Dataset items:

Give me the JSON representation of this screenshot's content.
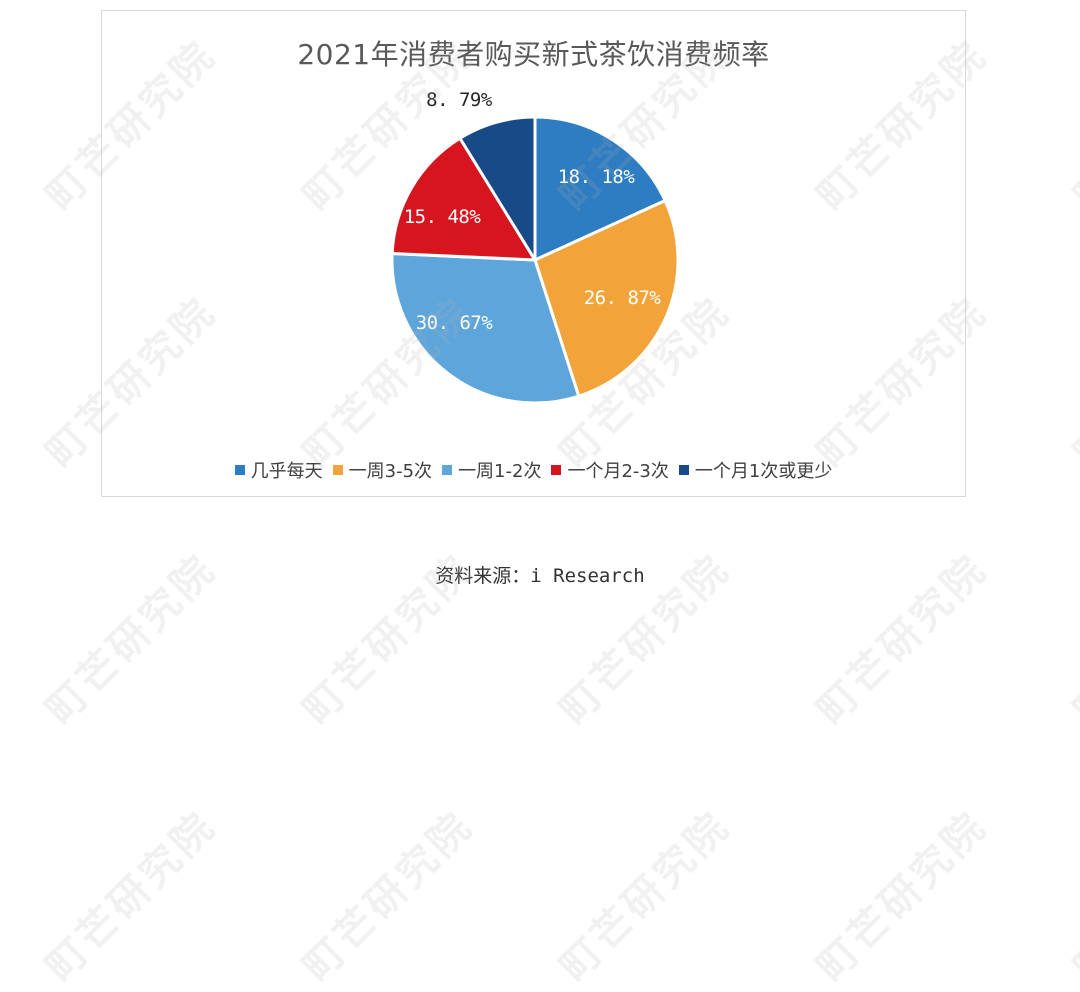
{
  "chart_data": {
    "type": "pie",
    "title": "2021年消费者购买新式茶饮消费频率",
    "categories": [
      "几乎每天",
      "一周3-5次",
      "一周1-2次",
      "一个月2-3次",
      "一个月1次或更少"
    ],
    "values": [
      18.18,
      26.87,
      30.67,
      15.48,
      8.79
    ],
    "labels": [
      "18.18%",
      "26.87%",
      "30.67%",
      "15.48%",
      "8.79%"
    ],
    "display_labels": [
      "18. 18%",
      "26. 87%",
      "30. 67%",
      "15. 48%",
      "8. 79%"
    ],
    "colors": [
      "#2E7CC1",
      "#F2A33A",
      "#5EA5DB",
      "#D7151F",
      "#174A86"
    ],
    "start_angle": "12 o'clock",
    "direction": "clockwise",
    "legend_position": "bottom",
    "unit": "%"
  },
  "legend": {
    "items": [
      {
        "label": "几乎每天",
        "color": "#2E7CC1"
      },
      {
        "label": "一周3-5次",
        "color": "#F2A33A"
      },
      {
        "label": "一周1-2次",
        "color": "#5EA5DB"
      },
      {
        "label": "一个月2-3次",
        "color": "#D7151F"
      },
      {
        "label": "一个月1次或更少",
        "color": "#174A86"
      }
    ]
  },
  "footer": {
    "source": "资料来源：i Research"
  },
  "watermark": {
    "text": "町芒研究院"
  }
}
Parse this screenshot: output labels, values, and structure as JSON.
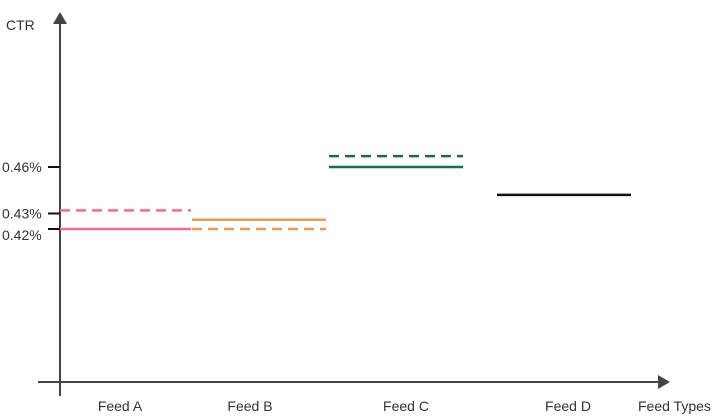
{
  "chart_data": {
    "type": "line",
    "ylabel": "CTR",
    "xlabel": "Feed Types",
    "categories": [
      "Feed A",
      "Feed B",
      "Feed C",
      "Feed D"
    ],
    "y_ticks": [
      {
        "value": 0.46,
        "label": "0.46%"
      },
      {
        "value": 0.43,
        "label": "0.43%"
      },
      {
        "value": 0.42,
        "label": "0.42%"
      }
    ],
    "series": [
      {
        "style": "solid",
        "values": [
          0.42,
          0.426,
          0.46,
          0.442
        ]
      },
      {
        "style": "dashed",
        "values": [
          0.432,
          0.42,
          0.467,
          null
        ]
      }
    ],
    "colors": [
      "#ee6aa0",
      "#ee9a4e",
      "#1e6b4b",
      "#111111"
    ]
  }
}
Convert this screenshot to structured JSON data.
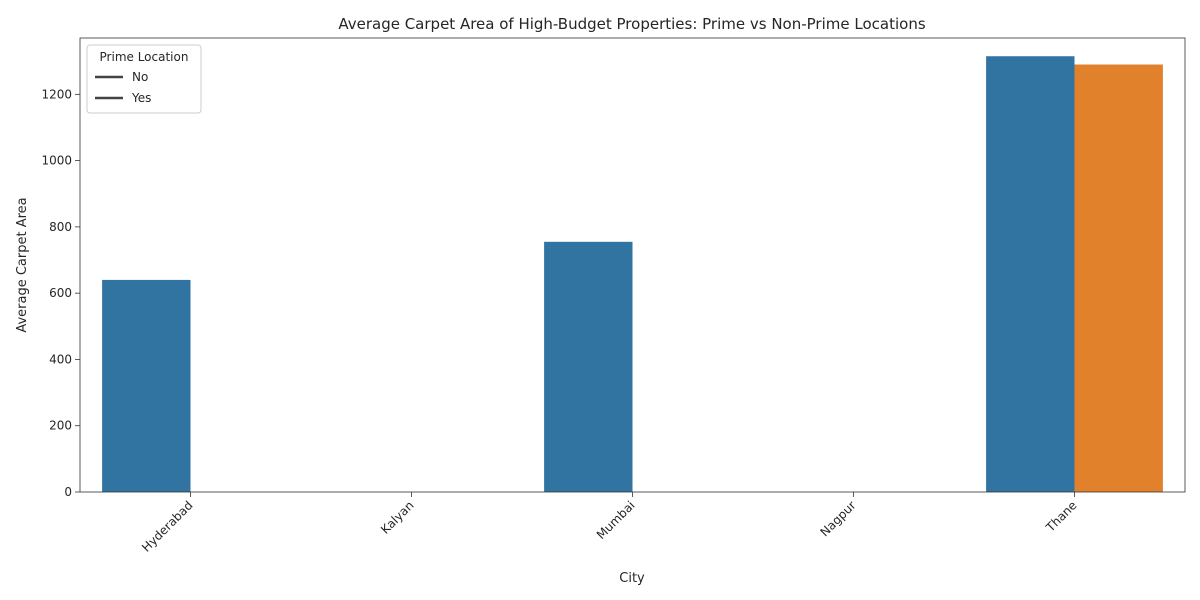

=== Work to complete ===
Set down all the entries exactly as they appear, but skip any pictures.

=== Solution to the exercise ===
Give me the JSON representation of this screenshot's content.
{
  "chart_data": {
    "type": "pie",
    "title": "2021年消费者购买新式茶饮消费频率",
    "categories": [
      "几乎每天",
      "一周3-5次",
      "一周1-2次",
      "一个月2-3次",
      "一个月1次或更少"
    ],
    "values": [
      18.18,
      26.87,
      30.67,
      15.48,
      8.79
    ],
    "labels": [
      "18.18%",
      "26.87%",
      "30.67%",
      "15.48%",
      "8.79%"
    ],
    "display_labels": [
      "18. 18%",
      "26. 87%",
      "30. 67%",
      "15. 48%",
      "8. 79%"
    ],
    "colors": [
      "#2E7CC1",
      "#F2A33A",
      "#5EA5DB",
      "#D7151F",
      "#174A86"
    ],
    "start_angle": "12 o'clock",
    "direction": "clockwise",
    "legend_position": "bottom",
    "unit": "%"
  },
  "legend": {
    "items": [
      {
        "label": "几乎每天",
        "color": "#2E7CC1"
      },
      {
        "label": "一周3-5次",
        "color": "#F2A33A"
      },
      {
        "label": "一周1-2次",
        "color": "#5EA5DB"
      },
      {
        "label": "一个月2-3次",
        "color": "#D7151F"
      },
      {
        "label": "一个月1次或更少",
        "color": "#174A86"
      }
    ]
  },
  "footer": {
    "source": "资料来源：i Research"
  },
  "watermark": {
    "text": "町芒研究院"
  }
}
Parse this screenshot: output labels, values, and structure as JSON.
{
  "chart_data": {
    "type": "line",
    "ylabel": "CTR",
    "xlabel": "Feed Types",
    "categories": [
      "Feed A",
      "Feed B",
      "Feed C",
      "Feed D"
    ],
    "y_ticks": [
      {
        "value": 0.46,
        "label": "0.46%"
      },
      {
        "value": 0.43,
        "label": "0.43%"
      },
      {
        "value": 0.42,
        "label": "0.42%"
      }
    ],
    "series": [
      {
        "style": "solid",
        "values": [
          0.42,
          0.426,
          0.46,
          0.442
        ]
      },
      {
        "style": "dashed",
        "values": [
          0.432,
          0.42,
          0.467,
          null
        ]
      }
    ],
    "colors": [
      "#ee6aa0",
      "#ee9a4e",
      "#1e6b4b",
      "#111111"
    ]
  }
}
Convert this screenshot to structured JSON data.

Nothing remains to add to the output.